- _GIVEN REQUEST_
Reproduce the data below, changing every "tree-item" to "tree-node" and leaving everything else unchanged.

(Region and label listings)

───

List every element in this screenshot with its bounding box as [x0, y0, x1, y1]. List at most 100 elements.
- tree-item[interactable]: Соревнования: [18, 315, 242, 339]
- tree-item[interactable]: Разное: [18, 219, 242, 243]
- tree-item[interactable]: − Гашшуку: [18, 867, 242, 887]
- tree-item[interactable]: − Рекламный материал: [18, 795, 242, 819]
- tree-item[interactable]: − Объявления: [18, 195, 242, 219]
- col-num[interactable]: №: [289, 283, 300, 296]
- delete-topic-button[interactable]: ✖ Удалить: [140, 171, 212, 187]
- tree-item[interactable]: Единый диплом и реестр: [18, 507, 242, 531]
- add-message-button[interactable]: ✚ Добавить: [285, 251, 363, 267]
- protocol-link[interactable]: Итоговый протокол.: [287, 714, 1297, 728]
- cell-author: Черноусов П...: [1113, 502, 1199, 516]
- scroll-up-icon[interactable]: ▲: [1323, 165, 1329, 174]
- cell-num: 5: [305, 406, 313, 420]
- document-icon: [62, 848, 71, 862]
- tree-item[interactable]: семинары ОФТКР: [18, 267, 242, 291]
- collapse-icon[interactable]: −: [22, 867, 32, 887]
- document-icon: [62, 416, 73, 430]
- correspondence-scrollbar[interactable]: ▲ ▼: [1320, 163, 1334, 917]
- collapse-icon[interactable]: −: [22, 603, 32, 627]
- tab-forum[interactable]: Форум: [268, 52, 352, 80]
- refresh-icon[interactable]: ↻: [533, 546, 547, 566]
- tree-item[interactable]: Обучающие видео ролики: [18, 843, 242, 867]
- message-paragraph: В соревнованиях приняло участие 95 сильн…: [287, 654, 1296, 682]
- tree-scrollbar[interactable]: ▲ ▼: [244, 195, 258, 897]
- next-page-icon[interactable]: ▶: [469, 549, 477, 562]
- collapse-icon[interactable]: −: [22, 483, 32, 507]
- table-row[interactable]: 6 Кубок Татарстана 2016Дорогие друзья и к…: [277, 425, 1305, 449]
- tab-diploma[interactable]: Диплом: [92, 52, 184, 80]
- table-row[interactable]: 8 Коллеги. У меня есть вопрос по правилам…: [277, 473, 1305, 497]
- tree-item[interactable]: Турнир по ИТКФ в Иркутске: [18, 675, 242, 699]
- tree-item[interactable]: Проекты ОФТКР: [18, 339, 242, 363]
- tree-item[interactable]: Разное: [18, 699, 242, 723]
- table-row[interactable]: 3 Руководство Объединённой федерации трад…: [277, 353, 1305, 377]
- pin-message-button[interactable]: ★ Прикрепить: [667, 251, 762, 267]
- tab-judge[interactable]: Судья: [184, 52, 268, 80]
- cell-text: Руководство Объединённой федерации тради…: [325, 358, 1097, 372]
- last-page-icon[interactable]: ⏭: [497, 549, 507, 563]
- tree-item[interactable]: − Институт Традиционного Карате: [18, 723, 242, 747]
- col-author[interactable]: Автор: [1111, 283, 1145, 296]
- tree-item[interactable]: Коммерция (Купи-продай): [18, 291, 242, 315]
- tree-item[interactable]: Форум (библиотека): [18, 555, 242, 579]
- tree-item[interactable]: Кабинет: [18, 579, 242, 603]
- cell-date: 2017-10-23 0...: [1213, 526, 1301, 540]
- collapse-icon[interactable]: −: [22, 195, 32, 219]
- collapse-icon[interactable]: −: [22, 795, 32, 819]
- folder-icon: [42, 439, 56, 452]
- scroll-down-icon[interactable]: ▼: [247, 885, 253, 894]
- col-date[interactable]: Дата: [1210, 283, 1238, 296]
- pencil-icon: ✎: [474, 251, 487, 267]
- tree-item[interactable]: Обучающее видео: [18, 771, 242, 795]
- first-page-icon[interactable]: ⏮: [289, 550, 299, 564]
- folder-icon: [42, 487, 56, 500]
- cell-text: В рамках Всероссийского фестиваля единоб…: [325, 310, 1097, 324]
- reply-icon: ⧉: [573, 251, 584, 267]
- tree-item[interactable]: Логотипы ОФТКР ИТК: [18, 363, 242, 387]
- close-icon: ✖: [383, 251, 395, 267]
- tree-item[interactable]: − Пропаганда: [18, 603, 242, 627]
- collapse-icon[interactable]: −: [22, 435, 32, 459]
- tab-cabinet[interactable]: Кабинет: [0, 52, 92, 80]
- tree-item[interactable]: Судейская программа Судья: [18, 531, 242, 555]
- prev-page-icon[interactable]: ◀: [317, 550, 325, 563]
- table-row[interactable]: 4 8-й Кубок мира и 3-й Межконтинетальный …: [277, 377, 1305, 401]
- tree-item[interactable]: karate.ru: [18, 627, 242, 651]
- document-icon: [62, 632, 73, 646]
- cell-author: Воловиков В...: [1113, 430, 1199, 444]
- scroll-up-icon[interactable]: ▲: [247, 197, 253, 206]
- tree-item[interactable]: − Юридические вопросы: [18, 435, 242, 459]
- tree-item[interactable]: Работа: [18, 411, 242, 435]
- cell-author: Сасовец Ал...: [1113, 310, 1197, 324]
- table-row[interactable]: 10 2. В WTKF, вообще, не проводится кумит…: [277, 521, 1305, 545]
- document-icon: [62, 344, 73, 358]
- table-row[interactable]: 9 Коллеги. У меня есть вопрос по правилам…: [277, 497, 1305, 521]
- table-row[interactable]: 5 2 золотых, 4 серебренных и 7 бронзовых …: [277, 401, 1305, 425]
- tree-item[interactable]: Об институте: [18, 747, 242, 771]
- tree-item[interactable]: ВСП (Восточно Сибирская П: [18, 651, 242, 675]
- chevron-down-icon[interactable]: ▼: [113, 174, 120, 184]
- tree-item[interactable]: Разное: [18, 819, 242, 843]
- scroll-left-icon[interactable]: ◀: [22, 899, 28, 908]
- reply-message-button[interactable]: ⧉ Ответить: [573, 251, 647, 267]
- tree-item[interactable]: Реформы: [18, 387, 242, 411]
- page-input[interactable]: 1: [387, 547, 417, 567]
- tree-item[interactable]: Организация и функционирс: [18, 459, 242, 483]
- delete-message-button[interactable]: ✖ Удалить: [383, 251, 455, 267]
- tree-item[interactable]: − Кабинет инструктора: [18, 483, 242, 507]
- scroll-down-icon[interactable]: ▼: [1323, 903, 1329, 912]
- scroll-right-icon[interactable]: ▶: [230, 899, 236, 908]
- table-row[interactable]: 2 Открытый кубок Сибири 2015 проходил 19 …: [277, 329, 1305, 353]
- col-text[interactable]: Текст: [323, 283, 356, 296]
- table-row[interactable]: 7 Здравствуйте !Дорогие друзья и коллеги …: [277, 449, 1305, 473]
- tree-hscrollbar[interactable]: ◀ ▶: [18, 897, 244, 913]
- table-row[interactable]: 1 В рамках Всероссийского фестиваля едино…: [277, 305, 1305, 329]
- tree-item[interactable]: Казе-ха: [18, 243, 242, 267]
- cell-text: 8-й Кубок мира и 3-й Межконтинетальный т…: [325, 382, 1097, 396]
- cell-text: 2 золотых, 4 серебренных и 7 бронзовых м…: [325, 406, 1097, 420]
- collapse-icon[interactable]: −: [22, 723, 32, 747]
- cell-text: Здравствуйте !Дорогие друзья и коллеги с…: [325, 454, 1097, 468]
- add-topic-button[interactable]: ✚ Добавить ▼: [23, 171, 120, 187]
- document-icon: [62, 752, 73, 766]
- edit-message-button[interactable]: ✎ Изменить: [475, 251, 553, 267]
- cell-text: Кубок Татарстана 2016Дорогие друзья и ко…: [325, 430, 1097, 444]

───

- _TASK ANSWER_
List every element in this screenshot with its bounding box as [x0, y0, x1, y1]. List at most 100 elements.
- tree-node[interactable]: Соревнования: [18, 315, 242, 339]
- tree-node[interactable]: Разное: [18, 219, 242, 243]
- tree-node[interactable]: − Гашшуку: [18, 867, 242, 887]
- tree-node[interactable]: − Рекламный материал: [18, 795, 242, 819]
- tree-node[interactable]: − Объявления: [18, 195, 242, 219]
- col-num[interactable]: №: [289, 283, 300, 296]
- delete-topic-button[interactable]: ✖ Удалить: [140, 171, 212, 187]
- tree-node[interactable]: Единый диплом и реестр: [18, 507, 242, 531]
- add-message-button[interactable]: ✚ Добавить: [285, 251, 363, 267]
- protocol-link[interactable]: Итоговый протокол.: [287, 714, 1297, 728]
- cell-author: Черноусов П...: [1113, 502, 1199, 516]
- scroll-up-icon[interactable]: ▲: [1323, 165, 1329, 174]
- cell-num: 5: [305, 406, 313, 420]
- document-icon: [62, 848, 71, 862]
- tree-node[interactable]: семинары ОФТКР: [18, 267, 242, 291]
- collapse-icon[interactable]: −: [22, 867, 32, 887]
- document-icon: [62, 416, 73, 430]
- correspondence-scrollbar[interactable]: ▲ ▼: [1320, 163, 1334, 917]
- collapse-icon[interactable]: −: [22, 603, 32, 627]
- tab-forum[interactable]: Форум: [268, 52, 352, 80]
- refresh-icon[interactable]: ↻: [533, 546, 547, 566]
- tree-node[interactable]: Обучающие видео ролики: [18, 843, 242, 867]
- message-paragraph: В соревнованиях приняло участие 95 сильн…: [287, 654, 1296, 682]
- tree-scrollbar[interactable]: ▲ ▼: [244, 195, 258, 897]
- next-page-icon[interactable]: ▶: [469, 549, 477, 562]
- collapse-icon[interactable]: −: [22, 483, 32, 507]
- table-row[interactable]: 6 Кубок Татарстана 2016Дорогие друзья и к…: [277, 425, 1305, 449]
- tab-diploma[interactable]: Диплом: [92, 52, 184, 80]
- table-row[interactable]: 8 Коллеги. У меня есть вопрос по правилам…: [277, 473, 1305, 497]
- tree-node[interactable]: Турнир по ИТКФ в Иркутске: [18, 675, 242, 699]
- tree-node[interactable]: Проекты ОФТКР: [18, 339, 242, 363]
- tree-node[interactable]: Разное: [18, 699, 242, 723]
- table-row[interactable]: 3 Руководство Объединённой федерации трад…: [277, 353, 1305, 377]
- pin-message-button[interactable]: ★ Прикрепить: [667, 251, 762, 267]
- tab-judge[interactable]: Судья: [184, 52, 268, 80]
- cell-text: Руководство Объединённой федерации тради…: [325, 358, 1097, 372]
- last-page-icon[interactable]: ⏭: [497, 549, 507, 563]
- tree-node[interactable]: − Институт Традиционного Карате: [18, 723, 242, 747]
- col-author[interactable]: Автор: [1111, 283, 1145, 296]
- tree-node[interactable]: Коммерция (Купи-продай): [18, 291, 242, 315]
- tree-node[interactable]: Форум (библиотека): [18, 555, 242, 579]
- tree-node[interactable]: Кабинет: [18, 579, 242, 603]
- cell-date: 2017-10-23 0...: [1213, 526, 1301, 540]
- collapse-icon[interactable]: −: [22, 195, 32, 219]
- collapse-icon[interactable]: −: [22, 795, 32, 819]
- folder-icon: [42, 439, 56, 452]
- scroll-down-icon[interactable]: ▼: [247, 885, 253, 894]
- col-date[interactable]: Дата: [1210, 283, 1238, 296]
- pencil-icon: ✎: [474, 251, 487, 267]
- tree-node[interactable]: Обучающее видео: [18, 771, 242, 795]
- first-page-icon[interactable]: ⏮: [289, 550, 299, 564]
- folder-icon: [42, 487, 56, 500]
- cell-text: В рамках Всероссийского фестиваля единоб…: [325, 310, 1097, 324]
- reply-icon: ⧉: [573, 251, 584, 267]
- tree-node[interactable]: Логотипы ОФТКР ИТК: [18, 363, 242, 387]
- close-icon: ✖: [383, 251, 395, 267]
- tree-node[interactable]: − Пропаганда: [18, 603, 242, 627]
- collapse-icon[interactable]: −: [22, 435, 32, 459]
- tab-cabinet[interactable]: Кабинет: [0, 52, 92, 80]
- tree-node[interactable]: Судейская программа Судья: [18, 531, 242, 555]
- prev-page-icon[interactable]: ◀: [317, 550, 325, 563]
- table-row[interactable]: 4 8-й Кубок мира и 3-й Межконтинетальный …: [277, 377, 1305, 401]
- tree-node[interactable]: karate.ru: [18, 627, 242, 651]
- document-icon: [62, 632, 73, 646]
- cell-author: Воловиков В...: [1113, 430, 1199, 444]
- scroll-up-icon[interactable]: ▲: [247, 197, 253, 206]
- tree-node[interactable]: − Юридические вопросы: [18, 435, 242, 459]
- tree-node[interactable]: Работа: [18, 411, 242, 435]
- cell-author: Сасовец Ал...: [1113, 310, 1197, 324]
- table-row[interactable]: 10 2. В WTKF, вообще, не проводится кумит…: [277, 521, 1305, 545]
- document-icon: [62, 344, 73, 358]
- table-row[interactable]: 9 Коллеги. У меня есть вопрос по правилам…: [277, 497, 1305, 521]
- table-row[interactable]: 5 2 золотых, 4 серебренных и 7 бронзовых …: [277, 401, 1305, 425]
- tree-node[interactable]: Об институте: [18, 747, 242, 771]
- tree-node[interactable]: ВСП (Восточно Сибирская П: [18, 651, 242, 675]
- chevron-down-icon[interactable]: ▼: [113, 174, 120, 184]
- tree-node[interactable]: Разное: [18, 819, 242, 843]
- scroll-left-icon[interactable]: ◀: [22, 899, 28, 908]
- reply-message-button[interactable]: ⧉ Ответить: [573, 251, 647, 267]
- tree-node[interactable]: Реформы: [18, 387, 242, 411]
- page-input[interactable]: 1: [387, 547, 417, 567]
- tree-node[interactable]: Организация и функционирс: [18, 459, 242, 483]
- delete-message-button[interactable]: ✖ Удалить: [383, 251, 455, 267]
- tree-node[interactable]: − Кабинет инструктора: [18, 483, 242, 507]
- scroll-down-icon[interactable]: ▼: [1323, 903, 1329, 912]
- scroll-right-icon[interactable]: ▶: [230, 899, 236, 908]
- table-row[interactable]: 2 Открытый кубок Сибири 2015 проходил 19 …: [277, 329, 1305, 353]
- col-text[interactable]: Текст: [323, 283, 356, 296]
- table-row[interactable]: 7 Здравствуйте !Дорогие друзья и коллеги …: [277, 449, 1305, 473]
- tree-hscrollbar[interactable]: ◀ ▶: [18, 897, 244, 913]
- table-row[interactable]: 1 В рамках Всероссийского фестиваля едино…: [277, 305, 1305, 329]
- tree-node[interactable]: Казе-ха: [18, 243, 242, 267]
- cell-text: 8-й Кубок мира и 3-й Межконтинетальный т…: [325, 382, 1097, 396]
- cell-text: 2 золотых, 4 серебренных и 7 бронзовых м…: [325, 406, 1097, 420]
- collapse-icon[interactable]: −: [22, 723, 32, 747]
- cell-text: Здравствуйте !Дорогие друзья и коллеги с…: [325, 454, 1097, 468]
- add-topic-button[interactable]: ✚ Добавить ▼: [23, 171, 120, 187]
- document-icon: [62, 752, 73, 766]
- edit-message-button[interactable]: ✎ Изменить: [475, 251, 553, 267]
- cell-text: Кубок Татарстана 2016Дорогие друзья и ко…: [325, 430, 1097, 444]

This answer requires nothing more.